* **Exercise goal**: Omit the pictures, please, and give each record below again exactly.

* **Material to process**:
#####

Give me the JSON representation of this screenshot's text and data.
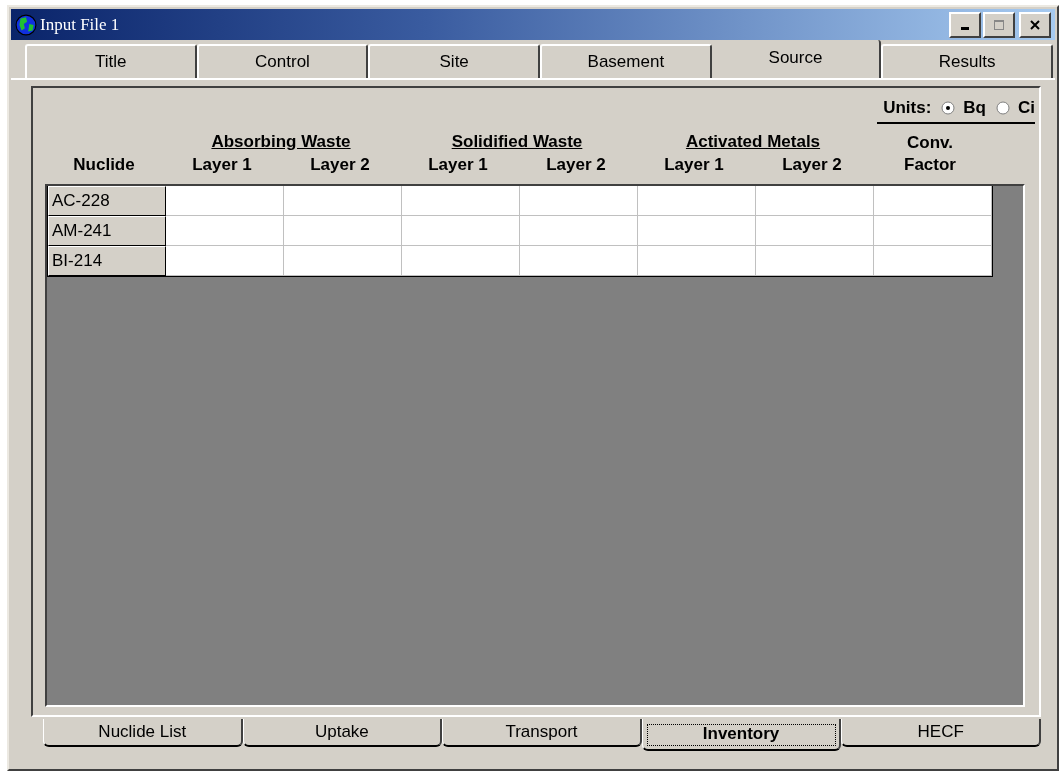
{
  "window": {
    "title": "Input File 1"
  },
  "tabs": [
    {
      "label": "Title",
      "selected": false
    },
    {
      "label": "Control",
      "selected": false
    },
    {
      "label": "Site",
      "selected": false
    },
    {
      "label": "Basement",
      "selected": false
    },
    {
      "label": "Source",
      "selected": true
    },
    {
      "label": "Results",
      "selected": false
    }
  ],
  "units": {
    "label": "Units:",
    "options": [
      {
        "label": "Bq",
        "selected": true
      },
      {
        "label": "Ci",
        "selected": false
      }
    ]
  },
  "table": {
    "row_header": "Nuclide",
    "groups": [
      {
        "label": "Absorbing Waste",
        "columns": [
          "Layer 1",
          "Layer 2"
        ]
      },
      {
        "label": "Solidified Waste",
        "columns": [
          "Layer 1",
          "Layer 2"
        ]
      },
      {
        "label": "Activated Metals",
        "columns": [
          "Layer 1",
          "Layer 2"
        ]
      }
    ],
    "extra_column": {
      "lines": [
        "Conv.",
        "Factor"
      ]
    },
    "rows": [
      {
        "nuclide": "AC-228"
      },
      {
        "nuclide": "AM-241"
      },
      {
        "nuclide": "BI-214"
      }
    ]
  },
  "bottom_tabs": [
    {
      "label": "Nuclide List",
      "selected": false
    },
    {
      "label": "Uptake",
      "selected": false
    },
    {
      "label": "Transport",
      "selected": false
    },
    {
      "label": "Inventory",
      "selected": true
    },
    {
      "label": "HECF",
      "selected": false
    }
  ]
}
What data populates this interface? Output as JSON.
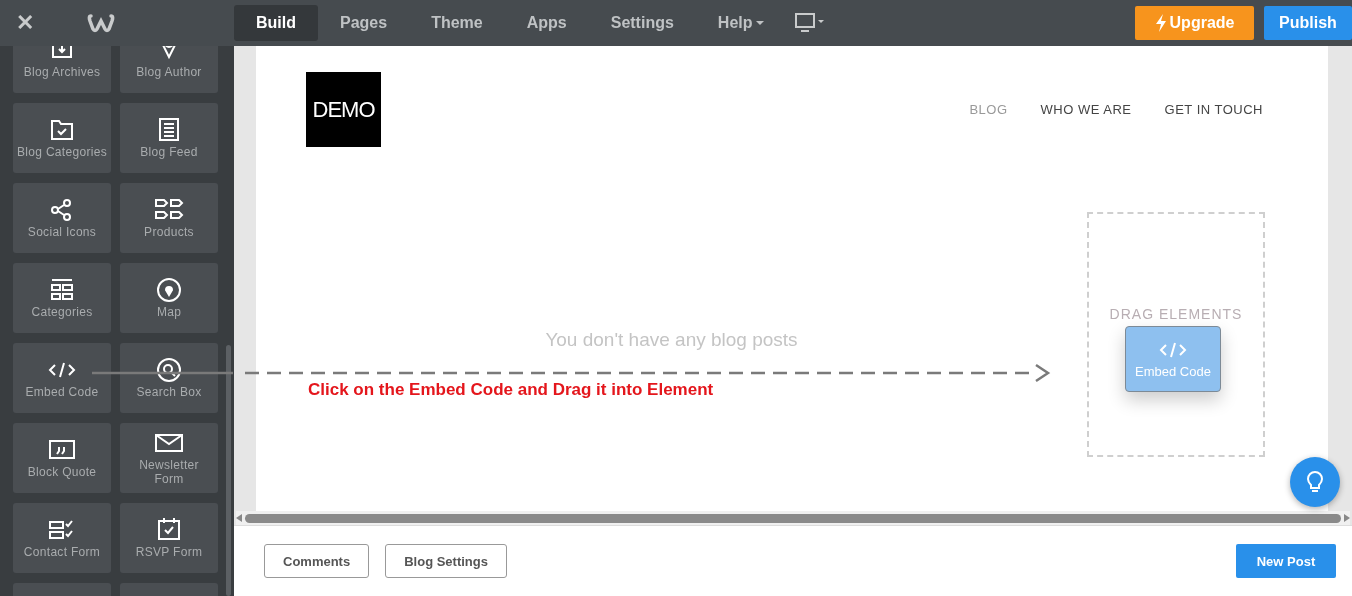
{
  "top_bar": {
    "close": "✕",
    "tabs": [
      {
        "label": "Build",
        "selected": true,
        "caret": false
      },
      {
        "label": "Pages",
        "selected": false,
        "caret": false
      },
      {
        "label": "Theme",
        "selected": false,
        "caret": false
      },
      {
        "label": "Apps",
        "selected": false,
        "caret": false
      },
      {
        "label": "Settings",
        "selected": false,
        "caret": false
      },
      {
        "label": "Help",
        "selected": false,
        "caret": true
      }
    ],
    "upgrade": "Upgrade",
    "publish": "Publish"
  },
  "sidebar": {
    "items": [
      {
        "kind": "archive",
        "label": "Blog Archives"
      },
      {
        "kind": "author",
        "label": "Blog Author"
      },
      {
        "kind": "folder",
        "label": "Blog Categories"
      },
      {
        "kind": "feed",
        "label": "Blog Feed"
      },
      {
        "kind": "share",
        "label": "Social Icons"
      },
      {
        "kind": "products",
        "label": "Products"
      },
      {
        "kind": "categories",
        "label": "Categories"
      },
      {
        "kind": "map",
        "label": "Map"
      },
      {
        "kind": "code",
        "label": "Embed Code"
      },
      {
        "kind": "search",
        "label": "Search Box"
      },
      {
        "kind": "quote",
        "label": "Block Quote"
      },
      {
        "kind": "envelope",
        "label": "Newsletter Form"
      },
      {
        "kind": "contact",
        "label": "Contact Form"
      },
      {
        "kind": "rsvp",
        "label": "RSVP Form"
      },
      {
        "kind": "blank"
      },
      {
        "kind": "blank"
      }
    ]
  },
  "page": {
    "logo": "DEMO",
    "nav": [
      {
        "label": "BLOG",
        "selected": true
      },
      {
        "label": "WHO WE ARE",
        "selected": false
      },
      {
        "label": "GET IN TOUCH",
        "selected": false
      }
    ],
    "empty_message": "You don't have any blog posts",
    "annotation": "Click on the Embed Code and Drag it into Element",
    "drop_zone": "DRAG ELEMENTS",
    "dragged_tile": "Embed Code"
  },
  "bottom_bar": {
    "buttons": [
      "Comments",
      "Blog Settings"
    ],
    "primary": "New Post"
  }
}
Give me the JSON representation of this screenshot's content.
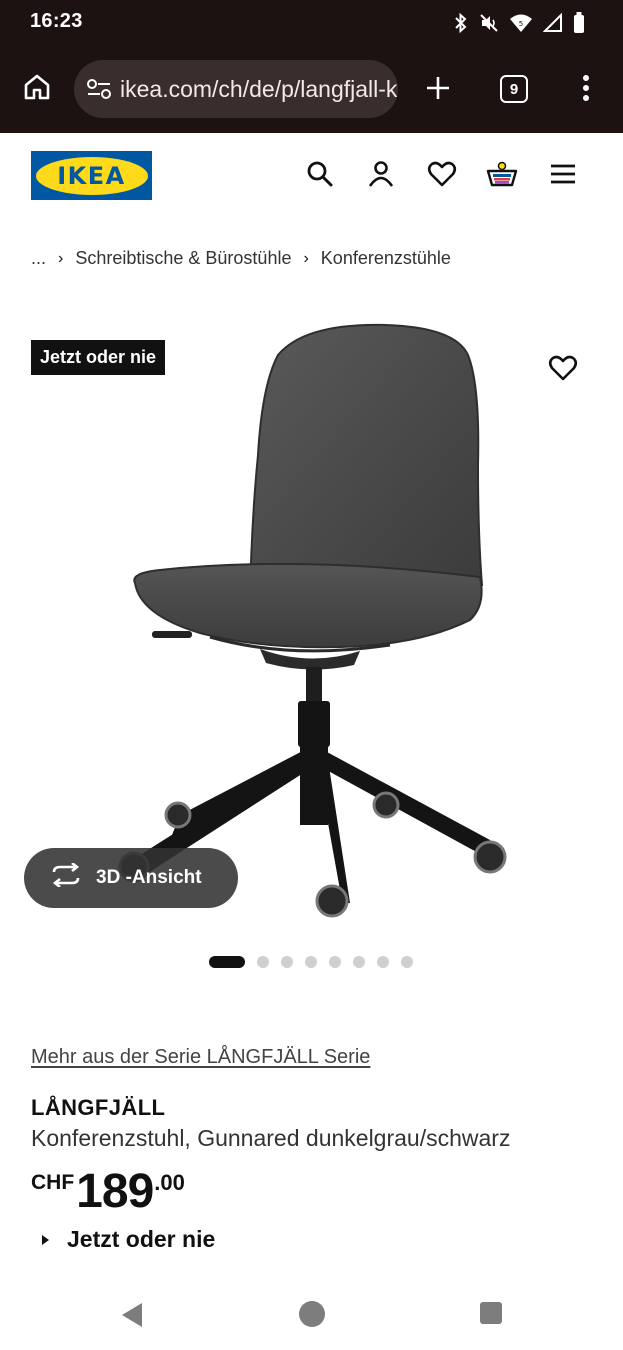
{
  "status_bar": {
    "time": "16:23",
    "icons": [
      "bluetooth-icon",
      "mute-icon",
      "wifi-icon",
      "signal-icon",
      "battery-icon"
    ]
  },
  "browser": {
    "url": "ikea.com/ch/de/p/langfjall-konferenzstuhl",
    "tab_count": "9",
    "icons": [
      "home-icon",
      "site-settings-icon",
      "new-tab-icon",
      "tabs-icon",
      "more-vert-icon"
    ]
  },
  "header": {
    "logo_text": "IKEA",
    "logo_colors": {
      "blue": "#0058a3",
      "yellow": "#ffda1a"
    },
    "icons": [
      "search-icon",
      "account-icon",
      "wishlist-icon",
      "cart-icon",
      "hamburger-menu-icon"
    ]
  },
  "breadcrumb": {
    "ellipsis": "...",
    "items": [
      "Schreibtische & Bürostühle",
      "Konferenzstühle"
    ]
  },
  "gallery": {
    "badge": "Jetzt oder nie",
    "view_3d_label": "3D -Ansicht",
    "slide_count": 8,
    "active_slide": 1,
    "image_alt": "office-chair-product-image"
  },
  "product": {
    "series_link": "Mehr aus der Serie LÅNGFJÄLL Serie",
    "name": "LÅNGFJÄLL",
    "description": "Konferenzstuhl, Gunnared dunkelgrau/schwarz",
    "price": {
      "currency": "CHF",
      "integer": "189",
      "decimals": ".00"
    },
    "offer_label": "Jetzt oder nie"
  },
  "system_nav": {
    "icons": [
      "back-icon",
      "home-circle-icon",
      "recents-icon"
    ]
  }
}
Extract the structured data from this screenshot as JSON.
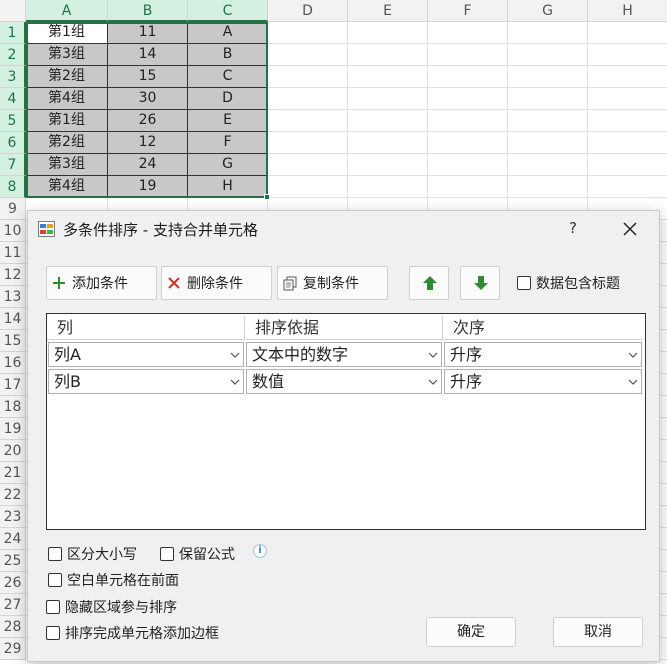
{
  "sheet": {
    "columns": [
      "A",
      "B",
      "C",
      "D",
      "E",
      "F",
      "G",
      "H"
    ],
    "rows": [
      "1",
      "2",
      "3",
      "4",
      "5",
      "6",
      "7",
      "8",
      "9",
      "10",
      "11",
      "12",
      "13",
      "14",
      "15",
      "16",
      "17",
      "18",
      "19",
      "20",
      "21",
      "22",
      "23",
      "24",
      "25",
      "26",
      "27",
      "28",
      "29"
    ],
    "data": [
      [
        "第1组",
        "11",
        "A"
      ],
      [
        "第3组",
        "14",
        "B"
      ],
      [
        "第2组",
        "15",
        "C"
      ],
      [
        "第4组",
        "30",
        "D"
      ],
      [
        "第1组",
        "26",
        "E"
      ],
      [
        "第2组",
        "12",
        "F"
      ],
      [
        "第3组",
        "24",
        "G"
      ],
      [
        "第4组",
        "19",
        "H"
      ]
    ]
  },
  "dialog": {
    "title": "多条件排序 - 支持合并单元格",
    "help": "?",
    "toolbar": {
      "add": "添加条件",
      "delete": "删除条件",
      "copy": "复制条件",
      "header_checkbox": "数据包含标题"
    },
    "grid": {
      "headers": [
        "列",
        "排序依据",
        "次序"
      ],
      "rows": [
        [
          "列A",
          "文本中的数字",
          "升序"
        ],
        [
          "列B",
          "数值",
          "升序"
        ]
      ]
    },
    "options": {
      "case_sensitive": "区分大小写",
      "keep_formula": "保留公式",
      "blank_first": "空白单元格在前面",
      "hidden_sort": "隐藏区域参与排序",
      "add_border": "排序完成单元格添加边框"
    },
    "ok": "确定",
    "cancel": "取消"
  },
  "colors": {
    "excel_green": "#217346",
    "selection_fill": "#c8c8c8",
    "arrow_green": "#2e8b2e"
  }
}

#####

* **Exercise result**:
Give me the JSON representation of this screenshot's text and data.
{
  "window": {
    "title": "Input File 1"
  },
  "tabs": [
    {
      "label": "Title",
      "selected": false
    },
    {
      "label": "Control",
      "selected": false
    },
    {
      "label": "Site",
      "selected": false
    },
    {
      "label": "Basement",
      "selected": false
    },
    {
      "label": "Source",
      "selected": true
    },
    {
      "label": "Results",
      "selected": false
    }
  ],
  "units": {
    "label": "Units:",
    "options": [
      {
        "label": "Bq",
        "selected": true
      },
      {
        "label": "Ci",
        "selected": false
      }
    ]
  },
  "table": {
    "row_header": "Nuclide",
    "groups": [
      {
        "label": "Absorbing Waste",
        "columns": [
          "Layer 1",
          "Layer 2"
        ]
      },
      {
        "label": "Solidified Waste",
        "columns": [
          "Layer 1",
          "Layer 2"
        ]
      },
      {
        "label": "Activated Metals",
        "columns": [
          "Layer 1",
          "Layer 2"
        ]
      }
    ],
    "extra_column": {
      "lines": [
        "Conv.",
        "Factor"
      ]
    },
    "rows": [
      {
        "nuclide": "AC-228"
      },
      {
        "nuclide": "AM-241"
      },
      {
        "nuclide": "BI-214"
      }
    ]
  },
  "bottom_tabs": [
    {
      "label": "Nuclide List",
      "selected": false
    },
    {
      "label": "Uptake",
      "selected": false
    },
    {
      "label": "Transport",
      "selected": false
    },
    {
      "label": "Inventory",
      "selected": true
    },
    {
      "label": "HECF",
      "selected": false
    }
  ]
}
What data populates this interface? Output as JSON.
{
  "top_bar": {
    "close": "✕",
    "tabs": [
      {
        "label": "Build",
        "selected": true,
        "caret": false
      },
      {
        "label": "Pages",
        "selected": false,
        "caret": false
      },
      {
        "label": "Theme",
        "selected": false,
        "caret": false
      },
      {
        "label": "Apps",
        "selected": false,
        "caret": false
      },
      {
        "label": "Settings",
        "selected": false,
        "caret": false
      },
      {
        "label": "Help",
        "selected": false,
        "caret": true
      }
    ],
    "upgrade": "Upgrade",
    "publish": "Publish"
  },
  "sidebar": {
    "items": [
      {
        "kind": "archive",
        "label": "Blog Archives"
      },
      {
        "kind": "author",
        "label": "Blog Author"
      },
      {
        "kind": "folder",
        "label": "Blog Categories"
      },
      {
        "kind": "feed",
        "label": "Blog Feed"
      },
      {
        "kind": "share",
        "label": "Social Icons"
      },
      {
        "kind": "products",
        "label": "Products"
      },
      {
        "kind": "categories",
        "label": "Categories"
      },
      {
        "kind": "map",
        "label": "Map"
      },
      {
        "kind": "code",
        "label": "Embed Code"
      },
      {
        "kind": "search",
        "label": "Search Box"
      },
      {
        "kind": "quote",
        "label": "Block Quote"
      },
      {
        "kind": "envelope",
        "label": "Newsletter Form"
      },
      {
        "kind": "contact",
        "label": "Contact Form"
      },
      {
        "kind": "rsvp",
        "label": "RSVP Form"
      },
      {
        "kind": "blank"
      },
      {
        "kind": "blank"
      }
    ]
  },
  "page": {
    "logo": "DEMO",
    "nav": [
      {
        "label": "BLOG",
        "selected": true
      },
      {
        "label": "WHO WE ARE",
        "selected": false
      },
      {
        "label": "GET IN TOUCH",
        "selected": false
      }
    ],
    "empty_message": "You don't have any blog posts",
    "annotation": "Click on the Embed Code and Drag it into Element",
    "drop_zone": "DRAG ELEMENTS",
    "dragged_tile": "Embed Code"
  },
  "bottom_bar": {
    "buttons": [
      "Comments",
      "Blog Settings"
    ],
    "primary": "New Post"
  }
}
Give me the JSON representation of this screenshot's content.
{
  "status_bar": {
    "time": "16:23",
    "icons": [
      "bluetooth-icon",
      "mute-icon",
      "wifi-icon",
      "signal-icon",
      "battery-icon"
    ]
  },
  "browser": {
    "url": "ikea.com/ch/de/p/langfjall-konferenzstuhl",
    "tab_count": "9",
    "icons": [
      "home-icon",
      "site-settings-icon",
      "new-tab-icon",
      "tabs-icon",
      "more-vert-icon"
    ]
  },
  "header": {
    "logo_text": "IKEA",
    "logo_colors": {
      "blue": "#0058a3",
      "yellow": "#ffda1a"
    },
    "icons": [
      "search-icon",
      "account-icon",
      "wishlist-icon",
      "cart-icon",
      "hamburger-menu-icon"
    ]
  },
  "breadcrumb": {
    "ellipsis": "...",
    "items": [
      "Schreibtische & Bürostühle",
      "Konferenzstühle"
    ]
  },
  "gallery": {
    "badge": "Jetzt oder nie",
    "view_3d_label": "3D -Ansicht",
    "slide_count": 8,
    "active_slide": 1,
    "image_alt": "office-chair-product-image"
  },
  "product": {
    "series_link": "Mehr aus der Serie LÅNGFJÄLL Serie",
    "name": "LÅNGFJÄLL",
    "description": "Konferenzstuhl, Gunnared dunkelgrau/schwarz",
    "price": {
      "currency": "CHF",
      "integer": "189",
      "decimals": ".00"
    },
    "offer_label": "Jetzt oder nie"
  },
  "system_nav": {
    "icons": [
      "back-icon",
      "home-circle-icon",
      "recents-icon"
    ]
  }
}
Extract the structured data from this screenshot as JSON.
{
  "sheet": {
    "columns": [
      "A",
      "B",
      "C",
      "D",
      "E",
      "F",
      "G",
      "H"
    ],
    "rows": [
      "1",
      "2",
      "3",
      "4",
      "5",
      "6",
      "7",
      "8",
      "9",
      "10",
      "11",
      "12",
      "13",
      "14",
      "15",
      "16",
      "17",
      "18",
      "19",
      "20",
      "21",
      "22",
      "23",
      "24",
      "25",
      "26",
      "27",
      "28",
      "29"
    ],
    "data": [
      [
        "第1组",
        "11",
        "A"
      ],
      [
        "第3组",
        "14",
        "B"
      ],
      [
        "第2组",
        "15",
        "C"
      ],
      [
        "第4组",
        "30",
        "D"
      ],
      [
        "第1组",
        "26",
        "E"
      ],
      [
        "第2组",
        "12",
        "F"
      ],
      [
        "第3组",
        "24",
        "G"
      ],
      [
        "第4组",
        "19",
        "H"
      ]
    ]
  },
  "dialog": {
    "title": "多条件排序 - 支持合并单元格",
    "help": "?",
    "toolbar": {
      "add": "添加条件",
      "delete": "删除条件",
      "copy": "复制条件",
      "header_checkbox": "数据包含标题"
    },
    "grid": {
      "headers": [
        "列",
        "排序依据",
        "次序"
      ],
      "rows": [
        [
          "列A",
          "文本中的数字",
          "升序"
        ],
        [
          "列B",
          "数值",
          "升序"
        ]
      ]
    },
    "options": {
      "case_sensitive": "区分大小写",
      "keep_formula": "保留公式",
      "blank_first": "空白单元格在前面",
      "hidden_sort": "隐藏区域参与排序",
      "add_border": "排序完成单元格添加边框"
    },
    "ok": "确定",
    "cancel": "取消"
  },
  "colors": {
    "excel_green": "#217346",
    "selection_fill": "#c8c8c8",
    "arrow_green": "#2e8b2e"
  }
}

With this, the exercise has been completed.